▸ **Records for this task**

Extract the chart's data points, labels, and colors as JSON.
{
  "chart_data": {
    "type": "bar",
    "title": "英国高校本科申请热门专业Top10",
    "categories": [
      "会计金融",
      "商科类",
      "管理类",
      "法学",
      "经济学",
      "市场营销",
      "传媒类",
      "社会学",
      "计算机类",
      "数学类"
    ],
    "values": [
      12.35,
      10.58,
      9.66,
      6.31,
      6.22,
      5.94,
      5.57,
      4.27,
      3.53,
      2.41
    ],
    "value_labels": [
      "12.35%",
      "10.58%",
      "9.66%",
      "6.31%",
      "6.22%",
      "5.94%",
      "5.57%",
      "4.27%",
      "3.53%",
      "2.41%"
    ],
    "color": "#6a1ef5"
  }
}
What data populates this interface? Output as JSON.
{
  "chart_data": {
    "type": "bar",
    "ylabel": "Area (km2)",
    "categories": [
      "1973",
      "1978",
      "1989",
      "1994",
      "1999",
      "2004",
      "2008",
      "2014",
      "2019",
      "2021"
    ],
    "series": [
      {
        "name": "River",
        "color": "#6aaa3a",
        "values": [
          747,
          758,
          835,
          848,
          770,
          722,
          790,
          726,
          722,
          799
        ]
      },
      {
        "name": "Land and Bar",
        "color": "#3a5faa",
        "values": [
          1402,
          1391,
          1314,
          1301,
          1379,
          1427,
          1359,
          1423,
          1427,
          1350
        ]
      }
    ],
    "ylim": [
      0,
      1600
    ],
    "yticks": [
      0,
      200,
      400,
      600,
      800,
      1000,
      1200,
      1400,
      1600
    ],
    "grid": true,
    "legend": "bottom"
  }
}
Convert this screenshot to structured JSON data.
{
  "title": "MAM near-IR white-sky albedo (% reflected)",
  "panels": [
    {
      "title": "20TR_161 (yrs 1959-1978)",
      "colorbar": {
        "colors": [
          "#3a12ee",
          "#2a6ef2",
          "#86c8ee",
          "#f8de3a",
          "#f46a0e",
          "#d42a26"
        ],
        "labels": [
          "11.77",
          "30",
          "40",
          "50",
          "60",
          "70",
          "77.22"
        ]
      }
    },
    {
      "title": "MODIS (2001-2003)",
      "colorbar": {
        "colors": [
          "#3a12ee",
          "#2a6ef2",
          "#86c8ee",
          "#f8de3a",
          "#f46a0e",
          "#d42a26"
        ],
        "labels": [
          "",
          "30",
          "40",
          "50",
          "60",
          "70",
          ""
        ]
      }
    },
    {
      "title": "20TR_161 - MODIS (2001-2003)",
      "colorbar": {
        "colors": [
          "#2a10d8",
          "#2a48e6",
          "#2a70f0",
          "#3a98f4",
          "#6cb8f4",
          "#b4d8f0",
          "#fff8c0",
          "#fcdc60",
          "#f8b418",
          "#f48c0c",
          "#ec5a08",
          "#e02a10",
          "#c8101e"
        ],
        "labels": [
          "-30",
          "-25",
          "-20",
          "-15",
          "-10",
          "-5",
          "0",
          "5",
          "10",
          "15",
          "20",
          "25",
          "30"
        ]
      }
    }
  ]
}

▸ **Exercise**
Restate the records, all of them, precisely as written.

▸ **Answer to the problem**
Extract the chart's data points, labels, and colors as JSON.
{
  "chart_data": {
    "type": "bar",
    "title": "英国高校本科申请热门专业Top10",
    "categories": [
      "会计金融",
      "商科类",
      "管理类",
      "法学",
      "经济学",
      "市场营销",
      "传媒类",
      "社会学",
      "计算机类",
      "数学类"
    ],
    "values": [
      12.35,
      10.58,
      9.66,
      6.31,
      6.22,
      5.94,
      5.57,
      4.27,
      3.53,
      2.41
    ],
    "value_labels": [
      "12.35%",
      "10.58%",
      "9.66%",
      "6.31%",
      "6.22%",
      "5.94%",
      "5.57%",
      "4.27%",
      "3.53%",
      "2.41%"
    ],
    "color": "#6a1ef5"
  }
}
What data populates this interface? Output as JSON.
{
  "chart_data": {
    "type": "bar",
    "ylabel": "Area (km2)",
    "categories": [
      "1973",
      "1978",
      "1989",
      "1994",
      "1999",
      "2004",
      "2008",
      "2014",
      "2019",
      "2021"
    ],
    "series": [
      {
        "name": "River",
        "color": "#6aaa3a",
        "values": [
          747,
          758,
          835,
          848,
          770,
          722,
          790,
          726,
          722,
          799
        ]
      },
      {
        "name": "Land and Bar",
        "color": "#3a5faa",
        "values": [
          1402,
          1391,
          1314,
          1301,
          1379,
          1427,
          1359,
          1423,
          1427,
          1350
        ]
      }
    ],
    "ylim": [
      0,
      1600
    ],
    "yticks": [
      0,
      200,
      400,
      600,
      800,
      1000,
      1200,
      1400,
      1600
    ],
    "grid": true,
    "legend": "bottom"
  }
}
Convert this screenshot to structured JSON data.
{
  "title": "MAM near-IR white-sky albedo (% reflected)",
  "panels": [
    {
      "title": "20TR_161 (yrs 1959-1978)",
      "colorbar": {
        "colors": [
          "#3a12ee",
          "#2a6ef2",
          "#86c8ee",
          "#f8de3a",
          "#f46a0e",
          "#d42a26"
        ],
        "labels": [
          "11.77",
          "30",
          "40",
          "50",
          "60",
          "70",
          "77.22"
        ]
      }
    },
    {
      "title": "MODIS (2001-2003)",
      "colorbar": {
        "colors": [
          "#3a12ee",
          "#2a6ef2",
          "#86c8ee",
          "#f8de3a",
          "#f46a0e",
          "#d42a26"
        ],
        "labels": [
          "",
          "30",
          "40",
          "50",
          "60",
          "70",
          ""
        ]
      }
    },
    {
      "title": "20TR_161 - MODIS (2001-2003)",
      "colorbar": {
        "colors": [
          "#2a10d8",
          "#2a48e6",
          "#2a70f0",
          "#3a98f4",
          "#6cb8f4",
          "#b4d8f0",
          "#fff8c0",
          "#fcdc60",
          "#f8b418",
          "#f48c0c",
          "#ec5a08",
          "#e02a10",
          "#c8101e"
        ],
        "labels": [
          "-30",
          "-25",
          "-20",
          "-15",
          "-10",
          "-5",
          "0",
          "5",
          "10",
          "15",
          "20",
          "25",
          "30"
        ]
      }
    }
  ]
}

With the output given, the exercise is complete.